__DATA EXTRACT__:
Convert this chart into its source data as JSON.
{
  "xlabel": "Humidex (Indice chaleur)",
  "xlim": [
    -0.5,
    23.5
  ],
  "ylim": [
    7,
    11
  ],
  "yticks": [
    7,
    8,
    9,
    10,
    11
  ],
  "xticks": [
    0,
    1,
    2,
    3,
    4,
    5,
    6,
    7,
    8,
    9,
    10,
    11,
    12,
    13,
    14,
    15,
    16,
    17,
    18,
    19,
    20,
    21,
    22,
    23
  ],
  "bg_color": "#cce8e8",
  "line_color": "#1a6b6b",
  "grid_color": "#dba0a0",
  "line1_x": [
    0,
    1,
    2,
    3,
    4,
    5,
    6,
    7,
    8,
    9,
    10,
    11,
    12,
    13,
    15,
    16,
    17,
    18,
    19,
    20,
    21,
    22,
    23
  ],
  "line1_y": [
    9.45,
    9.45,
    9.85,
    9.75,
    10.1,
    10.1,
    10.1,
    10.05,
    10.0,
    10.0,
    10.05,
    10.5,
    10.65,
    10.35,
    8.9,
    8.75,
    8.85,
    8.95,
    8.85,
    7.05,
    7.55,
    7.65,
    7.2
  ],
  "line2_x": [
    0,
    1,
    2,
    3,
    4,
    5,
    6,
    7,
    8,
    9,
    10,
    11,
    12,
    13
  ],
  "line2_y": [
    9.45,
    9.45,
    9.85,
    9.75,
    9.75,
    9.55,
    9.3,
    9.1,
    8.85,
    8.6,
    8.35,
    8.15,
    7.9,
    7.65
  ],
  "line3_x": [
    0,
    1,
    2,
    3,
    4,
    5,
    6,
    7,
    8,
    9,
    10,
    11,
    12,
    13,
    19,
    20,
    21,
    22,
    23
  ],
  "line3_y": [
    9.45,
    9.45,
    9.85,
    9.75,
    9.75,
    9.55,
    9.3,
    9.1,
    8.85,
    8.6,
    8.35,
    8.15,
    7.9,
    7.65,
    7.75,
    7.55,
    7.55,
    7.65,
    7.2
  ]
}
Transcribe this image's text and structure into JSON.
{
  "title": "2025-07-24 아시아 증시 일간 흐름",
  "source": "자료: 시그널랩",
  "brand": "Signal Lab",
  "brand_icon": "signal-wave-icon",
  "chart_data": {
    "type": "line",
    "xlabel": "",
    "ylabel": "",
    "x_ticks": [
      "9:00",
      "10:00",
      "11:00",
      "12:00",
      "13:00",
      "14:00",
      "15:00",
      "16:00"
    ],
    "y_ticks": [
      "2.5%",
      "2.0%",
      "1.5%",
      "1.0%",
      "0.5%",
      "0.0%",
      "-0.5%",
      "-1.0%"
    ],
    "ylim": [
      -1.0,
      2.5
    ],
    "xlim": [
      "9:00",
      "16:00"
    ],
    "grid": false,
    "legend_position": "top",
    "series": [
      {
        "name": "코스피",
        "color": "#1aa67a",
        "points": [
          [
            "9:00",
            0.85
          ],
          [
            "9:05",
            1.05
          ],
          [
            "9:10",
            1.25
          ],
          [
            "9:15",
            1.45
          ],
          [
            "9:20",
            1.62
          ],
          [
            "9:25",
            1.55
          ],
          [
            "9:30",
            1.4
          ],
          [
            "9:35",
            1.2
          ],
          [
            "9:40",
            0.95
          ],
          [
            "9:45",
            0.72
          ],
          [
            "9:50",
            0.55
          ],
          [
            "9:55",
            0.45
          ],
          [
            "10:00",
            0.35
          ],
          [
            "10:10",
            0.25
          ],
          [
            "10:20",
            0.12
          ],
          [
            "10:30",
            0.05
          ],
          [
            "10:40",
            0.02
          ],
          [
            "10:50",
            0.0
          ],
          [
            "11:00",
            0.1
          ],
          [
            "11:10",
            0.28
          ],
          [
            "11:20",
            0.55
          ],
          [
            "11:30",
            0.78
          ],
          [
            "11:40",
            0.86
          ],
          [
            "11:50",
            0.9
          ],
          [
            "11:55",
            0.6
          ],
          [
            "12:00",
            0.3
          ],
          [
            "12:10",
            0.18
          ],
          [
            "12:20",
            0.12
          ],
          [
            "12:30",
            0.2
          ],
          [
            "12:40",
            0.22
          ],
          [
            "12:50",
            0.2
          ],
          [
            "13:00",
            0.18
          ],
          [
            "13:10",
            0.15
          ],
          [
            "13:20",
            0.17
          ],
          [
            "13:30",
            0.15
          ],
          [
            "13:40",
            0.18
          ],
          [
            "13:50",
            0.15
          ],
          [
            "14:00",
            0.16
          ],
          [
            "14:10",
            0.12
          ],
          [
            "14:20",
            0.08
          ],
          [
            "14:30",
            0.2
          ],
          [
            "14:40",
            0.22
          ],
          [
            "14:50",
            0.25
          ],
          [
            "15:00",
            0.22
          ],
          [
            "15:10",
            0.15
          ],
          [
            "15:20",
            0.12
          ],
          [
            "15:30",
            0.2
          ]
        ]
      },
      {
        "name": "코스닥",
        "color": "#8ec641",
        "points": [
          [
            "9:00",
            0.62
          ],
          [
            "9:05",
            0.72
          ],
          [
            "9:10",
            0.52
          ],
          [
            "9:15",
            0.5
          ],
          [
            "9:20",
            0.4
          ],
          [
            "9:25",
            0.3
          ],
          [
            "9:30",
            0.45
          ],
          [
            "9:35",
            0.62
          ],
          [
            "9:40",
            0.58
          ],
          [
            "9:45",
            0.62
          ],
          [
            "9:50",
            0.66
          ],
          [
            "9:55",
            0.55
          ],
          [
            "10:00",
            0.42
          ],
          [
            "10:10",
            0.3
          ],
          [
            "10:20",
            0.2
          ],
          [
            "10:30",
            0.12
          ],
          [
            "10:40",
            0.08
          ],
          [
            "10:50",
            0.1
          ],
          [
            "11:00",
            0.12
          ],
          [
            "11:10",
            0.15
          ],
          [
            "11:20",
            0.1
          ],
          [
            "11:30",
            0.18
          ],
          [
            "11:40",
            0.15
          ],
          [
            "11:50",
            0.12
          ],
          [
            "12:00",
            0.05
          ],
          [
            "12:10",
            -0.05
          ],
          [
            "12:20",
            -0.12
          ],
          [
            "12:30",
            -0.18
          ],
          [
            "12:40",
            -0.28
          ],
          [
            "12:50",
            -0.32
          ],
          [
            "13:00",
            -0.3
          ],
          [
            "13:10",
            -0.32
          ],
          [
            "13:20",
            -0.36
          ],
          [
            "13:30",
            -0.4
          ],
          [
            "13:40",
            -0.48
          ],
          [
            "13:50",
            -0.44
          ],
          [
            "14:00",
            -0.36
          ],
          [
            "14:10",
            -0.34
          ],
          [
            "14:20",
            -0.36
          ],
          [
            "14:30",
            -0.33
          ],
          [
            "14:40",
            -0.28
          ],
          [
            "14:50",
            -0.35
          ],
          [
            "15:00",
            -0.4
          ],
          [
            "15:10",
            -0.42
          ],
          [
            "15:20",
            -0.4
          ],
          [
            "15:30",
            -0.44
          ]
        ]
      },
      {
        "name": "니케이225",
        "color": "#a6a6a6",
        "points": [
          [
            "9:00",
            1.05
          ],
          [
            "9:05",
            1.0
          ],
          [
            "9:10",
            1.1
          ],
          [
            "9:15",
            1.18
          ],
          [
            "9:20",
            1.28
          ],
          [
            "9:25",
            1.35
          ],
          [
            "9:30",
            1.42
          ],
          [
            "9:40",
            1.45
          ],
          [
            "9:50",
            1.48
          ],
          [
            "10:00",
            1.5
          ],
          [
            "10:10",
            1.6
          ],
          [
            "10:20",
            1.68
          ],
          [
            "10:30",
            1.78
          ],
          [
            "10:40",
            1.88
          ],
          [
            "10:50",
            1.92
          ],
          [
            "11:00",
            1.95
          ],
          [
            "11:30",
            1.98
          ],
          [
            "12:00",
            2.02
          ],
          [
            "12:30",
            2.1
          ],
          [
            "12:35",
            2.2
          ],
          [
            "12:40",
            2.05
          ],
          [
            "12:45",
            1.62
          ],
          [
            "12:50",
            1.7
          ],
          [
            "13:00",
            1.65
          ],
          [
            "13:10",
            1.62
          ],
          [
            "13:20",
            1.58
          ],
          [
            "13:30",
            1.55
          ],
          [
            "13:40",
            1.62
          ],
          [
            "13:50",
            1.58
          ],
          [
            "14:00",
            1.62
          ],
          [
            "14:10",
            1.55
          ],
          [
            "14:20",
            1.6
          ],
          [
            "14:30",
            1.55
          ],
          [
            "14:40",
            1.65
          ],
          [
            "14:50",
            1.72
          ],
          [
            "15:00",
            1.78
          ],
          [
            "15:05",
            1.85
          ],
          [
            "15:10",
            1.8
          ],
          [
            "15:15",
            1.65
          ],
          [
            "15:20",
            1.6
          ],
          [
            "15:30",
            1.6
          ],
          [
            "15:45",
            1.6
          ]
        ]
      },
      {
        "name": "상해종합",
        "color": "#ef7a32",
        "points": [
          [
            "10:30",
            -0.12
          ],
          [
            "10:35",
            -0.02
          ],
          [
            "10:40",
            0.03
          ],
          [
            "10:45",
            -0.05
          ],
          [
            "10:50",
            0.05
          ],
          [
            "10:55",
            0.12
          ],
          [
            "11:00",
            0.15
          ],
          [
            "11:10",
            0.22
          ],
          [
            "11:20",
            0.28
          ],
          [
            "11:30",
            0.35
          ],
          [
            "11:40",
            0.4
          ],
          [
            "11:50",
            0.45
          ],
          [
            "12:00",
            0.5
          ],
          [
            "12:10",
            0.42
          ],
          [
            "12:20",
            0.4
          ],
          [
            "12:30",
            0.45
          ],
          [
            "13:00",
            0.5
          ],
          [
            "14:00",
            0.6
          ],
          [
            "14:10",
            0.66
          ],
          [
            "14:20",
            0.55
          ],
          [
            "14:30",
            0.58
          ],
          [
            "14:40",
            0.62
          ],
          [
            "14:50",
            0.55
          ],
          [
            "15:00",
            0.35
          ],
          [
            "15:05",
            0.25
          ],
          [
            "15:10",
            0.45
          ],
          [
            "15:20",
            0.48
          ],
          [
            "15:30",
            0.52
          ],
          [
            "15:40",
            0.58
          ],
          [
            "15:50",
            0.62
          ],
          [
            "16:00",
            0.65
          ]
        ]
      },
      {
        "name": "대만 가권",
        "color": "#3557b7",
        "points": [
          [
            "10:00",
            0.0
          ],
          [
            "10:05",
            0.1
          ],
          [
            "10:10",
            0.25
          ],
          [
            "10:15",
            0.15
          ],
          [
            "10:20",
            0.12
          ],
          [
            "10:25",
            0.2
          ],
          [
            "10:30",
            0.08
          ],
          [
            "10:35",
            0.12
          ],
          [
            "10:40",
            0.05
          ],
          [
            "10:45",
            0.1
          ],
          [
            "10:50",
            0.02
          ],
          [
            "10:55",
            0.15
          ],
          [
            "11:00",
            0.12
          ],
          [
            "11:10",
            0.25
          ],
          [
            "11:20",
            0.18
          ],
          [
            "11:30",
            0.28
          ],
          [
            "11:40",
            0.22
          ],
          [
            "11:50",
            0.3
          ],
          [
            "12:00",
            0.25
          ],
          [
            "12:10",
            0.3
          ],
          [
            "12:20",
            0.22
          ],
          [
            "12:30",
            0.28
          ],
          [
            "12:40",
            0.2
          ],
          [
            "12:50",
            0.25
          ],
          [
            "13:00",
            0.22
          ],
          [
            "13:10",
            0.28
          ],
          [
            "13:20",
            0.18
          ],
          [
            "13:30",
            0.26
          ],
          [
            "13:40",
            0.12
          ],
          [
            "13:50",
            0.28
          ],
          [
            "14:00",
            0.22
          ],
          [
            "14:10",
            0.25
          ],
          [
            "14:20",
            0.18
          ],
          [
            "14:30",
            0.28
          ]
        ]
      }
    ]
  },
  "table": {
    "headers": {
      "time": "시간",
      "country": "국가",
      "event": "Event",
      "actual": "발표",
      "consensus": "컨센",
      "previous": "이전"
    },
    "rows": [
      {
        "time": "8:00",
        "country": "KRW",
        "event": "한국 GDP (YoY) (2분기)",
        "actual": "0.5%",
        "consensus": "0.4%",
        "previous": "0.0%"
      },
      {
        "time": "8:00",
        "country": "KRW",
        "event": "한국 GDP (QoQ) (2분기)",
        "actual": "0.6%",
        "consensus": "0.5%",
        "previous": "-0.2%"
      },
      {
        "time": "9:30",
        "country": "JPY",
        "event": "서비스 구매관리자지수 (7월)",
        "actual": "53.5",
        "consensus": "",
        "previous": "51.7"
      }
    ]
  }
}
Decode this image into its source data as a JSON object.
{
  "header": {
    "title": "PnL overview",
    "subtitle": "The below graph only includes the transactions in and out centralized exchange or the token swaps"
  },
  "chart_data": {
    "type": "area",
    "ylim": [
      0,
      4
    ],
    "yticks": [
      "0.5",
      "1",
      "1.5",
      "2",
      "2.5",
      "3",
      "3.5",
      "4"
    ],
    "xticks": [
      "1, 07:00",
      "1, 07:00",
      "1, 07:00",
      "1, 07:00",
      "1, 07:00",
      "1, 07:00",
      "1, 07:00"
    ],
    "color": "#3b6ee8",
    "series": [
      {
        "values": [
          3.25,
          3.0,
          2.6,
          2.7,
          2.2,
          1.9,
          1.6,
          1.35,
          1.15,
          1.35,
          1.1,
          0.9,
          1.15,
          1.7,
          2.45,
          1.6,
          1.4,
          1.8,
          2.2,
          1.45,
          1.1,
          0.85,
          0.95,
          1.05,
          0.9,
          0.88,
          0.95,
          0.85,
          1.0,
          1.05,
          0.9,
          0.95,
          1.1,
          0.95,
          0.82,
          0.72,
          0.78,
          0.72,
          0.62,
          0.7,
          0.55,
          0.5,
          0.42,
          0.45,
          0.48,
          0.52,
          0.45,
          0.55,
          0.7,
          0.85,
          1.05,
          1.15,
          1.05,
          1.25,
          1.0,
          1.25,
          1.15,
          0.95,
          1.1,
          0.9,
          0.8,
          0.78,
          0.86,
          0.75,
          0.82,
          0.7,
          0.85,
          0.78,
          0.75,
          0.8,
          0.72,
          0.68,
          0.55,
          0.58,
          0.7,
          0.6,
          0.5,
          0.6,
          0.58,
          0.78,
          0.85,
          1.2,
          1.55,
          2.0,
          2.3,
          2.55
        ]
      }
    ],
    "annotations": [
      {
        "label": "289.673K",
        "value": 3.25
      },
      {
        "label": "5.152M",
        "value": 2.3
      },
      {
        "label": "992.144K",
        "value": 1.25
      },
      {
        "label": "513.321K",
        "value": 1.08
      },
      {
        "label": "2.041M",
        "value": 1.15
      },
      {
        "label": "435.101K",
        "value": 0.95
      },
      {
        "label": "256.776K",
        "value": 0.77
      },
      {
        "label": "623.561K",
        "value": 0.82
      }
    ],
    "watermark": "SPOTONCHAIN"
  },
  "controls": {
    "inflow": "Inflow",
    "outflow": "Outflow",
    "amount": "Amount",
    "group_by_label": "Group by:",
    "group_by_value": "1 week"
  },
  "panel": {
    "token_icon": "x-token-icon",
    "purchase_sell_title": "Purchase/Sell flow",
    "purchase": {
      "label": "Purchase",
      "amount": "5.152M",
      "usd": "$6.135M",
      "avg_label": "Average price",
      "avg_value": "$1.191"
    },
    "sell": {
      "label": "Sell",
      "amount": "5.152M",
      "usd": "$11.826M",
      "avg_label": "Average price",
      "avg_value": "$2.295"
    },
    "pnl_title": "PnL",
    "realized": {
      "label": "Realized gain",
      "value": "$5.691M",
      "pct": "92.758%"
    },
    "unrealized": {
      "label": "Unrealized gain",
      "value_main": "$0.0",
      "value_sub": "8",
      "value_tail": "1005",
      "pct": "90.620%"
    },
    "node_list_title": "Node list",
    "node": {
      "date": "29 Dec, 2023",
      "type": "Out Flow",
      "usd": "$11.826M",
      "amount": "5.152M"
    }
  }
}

__EXERCISE OBJECTIVE__: Look through the records and gather each line with the word "gain".

__CORRECT RESPONSE__:
      "label": "Realized gain",
      "label": "Unrealized gain",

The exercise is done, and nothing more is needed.